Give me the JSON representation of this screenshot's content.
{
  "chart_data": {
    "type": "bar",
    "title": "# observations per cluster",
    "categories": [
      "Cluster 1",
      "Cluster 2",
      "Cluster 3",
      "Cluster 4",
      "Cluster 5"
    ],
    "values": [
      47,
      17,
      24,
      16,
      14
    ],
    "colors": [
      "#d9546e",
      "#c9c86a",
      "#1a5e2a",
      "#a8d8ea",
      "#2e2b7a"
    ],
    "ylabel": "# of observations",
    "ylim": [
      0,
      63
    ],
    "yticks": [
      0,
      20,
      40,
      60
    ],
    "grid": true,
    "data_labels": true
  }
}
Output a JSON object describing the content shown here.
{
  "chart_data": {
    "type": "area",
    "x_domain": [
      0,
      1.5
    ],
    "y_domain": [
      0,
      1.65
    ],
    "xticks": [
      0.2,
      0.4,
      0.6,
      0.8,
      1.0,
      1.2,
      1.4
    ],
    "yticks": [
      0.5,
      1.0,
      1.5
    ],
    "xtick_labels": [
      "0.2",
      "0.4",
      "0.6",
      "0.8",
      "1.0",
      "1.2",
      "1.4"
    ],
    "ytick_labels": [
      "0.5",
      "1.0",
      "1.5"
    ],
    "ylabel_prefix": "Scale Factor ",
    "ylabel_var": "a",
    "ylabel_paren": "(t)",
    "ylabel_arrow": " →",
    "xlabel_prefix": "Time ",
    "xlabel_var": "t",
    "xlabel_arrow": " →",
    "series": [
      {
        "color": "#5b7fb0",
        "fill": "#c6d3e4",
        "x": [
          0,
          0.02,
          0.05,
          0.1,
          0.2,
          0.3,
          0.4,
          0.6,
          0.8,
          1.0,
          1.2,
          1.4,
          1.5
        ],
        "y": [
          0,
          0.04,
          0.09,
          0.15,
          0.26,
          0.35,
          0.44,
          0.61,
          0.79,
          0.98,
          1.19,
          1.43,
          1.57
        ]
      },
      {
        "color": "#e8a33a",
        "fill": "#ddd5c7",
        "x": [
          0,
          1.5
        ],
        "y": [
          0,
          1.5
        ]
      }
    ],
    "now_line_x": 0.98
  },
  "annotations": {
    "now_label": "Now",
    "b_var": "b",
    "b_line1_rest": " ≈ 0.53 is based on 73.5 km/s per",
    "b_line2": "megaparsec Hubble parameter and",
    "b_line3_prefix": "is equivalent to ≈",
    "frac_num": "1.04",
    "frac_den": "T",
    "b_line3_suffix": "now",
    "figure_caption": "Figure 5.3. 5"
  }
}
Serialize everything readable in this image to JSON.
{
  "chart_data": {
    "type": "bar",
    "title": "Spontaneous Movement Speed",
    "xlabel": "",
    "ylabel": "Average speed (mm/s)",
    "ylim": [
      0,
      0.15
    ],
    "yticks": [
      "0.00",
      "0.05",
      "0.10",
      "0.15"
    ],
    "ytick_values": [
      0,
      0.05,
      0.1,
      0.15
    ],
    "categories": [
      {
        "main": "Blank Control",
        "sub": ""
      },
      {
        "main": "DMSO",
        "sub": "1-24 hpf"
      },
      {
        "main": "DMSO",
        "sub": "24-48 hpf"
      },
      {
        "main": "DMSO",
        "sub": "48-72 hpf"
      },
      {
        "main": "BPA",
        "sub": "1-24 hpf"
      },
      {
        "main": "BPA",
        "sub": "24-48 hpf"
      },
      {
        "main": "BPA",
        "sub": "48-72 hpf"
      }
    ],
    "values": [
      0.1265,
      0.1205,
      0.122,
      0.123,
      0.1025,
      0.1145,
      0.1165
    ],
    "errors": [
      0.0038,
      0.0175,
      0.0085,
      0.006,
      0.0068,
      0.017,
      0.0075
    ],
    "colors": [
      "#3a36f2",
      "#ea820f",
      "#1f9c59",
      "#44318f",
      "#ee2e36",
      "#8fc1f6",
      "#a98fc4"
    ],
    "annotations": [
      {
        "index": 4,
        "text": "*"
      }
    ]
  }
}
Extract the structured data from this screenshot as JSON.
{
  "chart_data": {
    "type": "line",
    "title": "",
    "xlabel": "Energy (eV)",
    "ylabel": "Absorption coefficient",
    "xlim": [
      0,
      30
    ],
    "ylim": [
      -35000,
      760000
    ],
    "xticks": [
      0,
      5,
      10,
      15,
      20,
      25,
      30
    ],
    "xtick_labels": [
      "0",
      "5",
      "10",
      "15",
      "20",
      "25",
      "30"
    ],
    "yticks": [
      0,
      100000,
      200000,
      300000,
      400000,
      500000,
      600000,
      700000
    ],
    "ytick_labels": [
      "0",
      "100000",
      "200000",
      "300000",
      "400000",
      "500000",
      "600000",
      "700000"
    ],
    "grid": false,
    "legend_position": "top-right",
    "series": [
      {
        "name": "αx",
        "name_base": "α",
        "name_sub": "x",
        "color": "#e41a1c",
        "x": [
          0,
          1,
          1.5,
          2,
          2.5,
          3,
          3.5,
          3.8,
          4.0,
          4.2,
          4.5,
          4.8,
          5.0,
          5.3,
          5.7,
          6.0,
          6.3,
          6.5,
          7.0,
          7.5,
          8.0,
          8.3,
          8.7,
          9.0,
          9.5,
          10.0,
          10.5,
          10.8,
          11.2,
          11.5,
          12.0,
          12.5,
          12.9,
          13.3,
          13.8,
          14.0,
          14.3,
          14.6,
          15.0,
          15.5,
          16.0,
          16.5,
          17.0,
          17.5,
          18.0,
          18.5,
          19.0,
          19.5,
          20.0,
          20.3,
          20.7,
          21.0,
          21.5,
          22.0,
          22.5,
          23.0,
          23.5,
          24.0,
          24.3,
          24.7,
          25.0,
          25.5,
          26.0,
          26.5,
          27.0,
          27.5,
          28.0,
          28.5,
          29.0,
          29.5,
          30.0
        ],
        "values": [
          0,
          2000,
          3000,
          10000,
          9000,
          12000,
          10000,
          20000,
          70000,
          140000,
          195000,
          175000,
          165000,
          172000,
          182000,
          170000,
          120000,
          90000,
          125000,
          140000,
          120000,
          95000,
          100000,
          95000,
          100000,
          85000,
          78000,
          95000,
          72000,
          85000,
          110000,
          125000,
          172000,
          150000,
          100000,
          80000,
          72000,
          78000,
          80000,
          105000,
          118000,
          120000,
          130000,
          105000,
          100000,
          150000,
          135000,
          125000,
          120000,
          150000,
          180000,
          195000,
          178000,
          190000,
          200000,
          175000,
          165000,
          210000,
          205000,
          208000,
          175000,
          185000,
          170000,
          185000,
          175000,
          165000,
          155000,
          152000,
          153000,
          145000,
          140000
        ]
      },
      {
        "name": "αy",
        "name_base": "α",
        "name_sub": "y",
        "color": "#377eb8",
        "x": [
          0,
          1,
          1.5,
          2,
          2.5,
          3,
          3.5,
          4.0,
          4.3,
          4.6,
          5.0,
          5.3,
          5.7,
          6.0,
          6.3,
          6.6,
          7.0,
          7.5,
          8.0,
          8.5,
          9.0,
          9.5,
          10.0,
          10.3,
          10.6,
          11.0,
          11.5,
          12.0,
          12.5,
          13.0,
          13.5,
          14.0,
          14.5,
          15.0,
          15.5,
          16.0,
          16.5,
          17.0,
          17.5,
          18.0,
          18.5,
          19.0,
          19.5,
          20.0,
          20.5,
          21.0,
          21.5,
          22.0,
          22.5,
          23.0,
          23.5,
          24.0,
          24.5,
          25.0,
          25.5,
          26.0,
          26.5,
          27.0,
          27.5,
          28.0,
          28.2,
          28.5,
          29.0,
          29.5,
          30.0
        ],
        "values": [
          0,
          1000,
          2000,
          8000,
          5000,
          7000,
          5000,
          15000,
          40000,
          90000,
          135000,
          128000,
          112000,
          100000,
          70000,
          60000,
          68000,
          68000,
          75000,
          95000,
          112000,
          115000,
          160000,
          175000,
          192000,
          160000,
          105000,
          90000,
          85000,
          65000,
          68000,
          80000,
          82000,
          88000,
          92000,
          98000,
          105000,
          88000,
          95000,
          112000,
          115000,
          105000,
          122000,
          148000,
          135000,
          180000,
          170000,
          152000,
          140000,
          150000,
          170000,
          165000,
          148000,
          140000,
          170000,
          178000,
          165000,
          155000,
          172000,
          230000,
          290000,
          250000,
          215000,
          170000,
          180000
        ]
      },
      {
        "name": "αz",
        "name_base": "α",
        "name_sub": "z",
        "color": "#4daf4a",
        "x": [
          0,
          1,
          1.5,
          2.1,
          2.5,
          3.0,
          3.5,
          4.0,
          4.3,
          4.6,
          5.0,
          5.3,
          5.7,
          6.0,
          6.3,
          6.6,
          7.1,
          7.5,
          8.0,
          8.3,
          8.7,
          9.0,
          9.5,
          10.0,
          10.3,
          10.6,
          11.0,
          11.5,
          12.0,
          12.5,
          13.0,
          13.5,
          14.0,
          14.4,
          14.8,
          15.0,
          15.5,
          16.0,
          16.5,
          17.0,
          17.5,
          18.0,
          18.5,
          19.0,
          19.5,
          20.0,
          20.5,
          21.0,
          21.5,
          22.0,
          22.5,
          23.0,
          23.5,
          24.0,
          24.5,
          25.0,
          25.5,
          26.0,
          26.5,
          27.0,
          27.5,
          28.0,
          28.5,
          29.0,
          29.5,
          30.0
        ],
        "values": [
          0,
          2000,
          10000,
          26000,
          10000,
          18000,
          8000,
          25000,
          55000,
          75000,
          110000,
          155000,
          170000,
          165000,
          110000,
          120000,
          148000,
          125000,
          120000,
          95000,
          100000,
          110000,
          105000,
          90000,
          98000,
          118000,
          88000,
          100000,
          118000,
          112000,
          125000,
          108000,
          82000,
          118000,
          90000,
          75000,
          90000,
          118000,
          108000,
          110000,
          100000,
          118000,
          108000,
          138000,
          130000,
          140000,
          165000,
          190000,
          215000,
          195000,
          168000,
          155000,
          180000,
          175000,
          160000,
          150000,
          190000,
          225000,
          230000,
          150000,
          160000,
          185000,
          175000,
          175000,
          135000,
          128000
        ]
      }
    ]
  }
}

····················

Task description:
Give only the count of lines in this material that contain the string "JSON".

The response:
4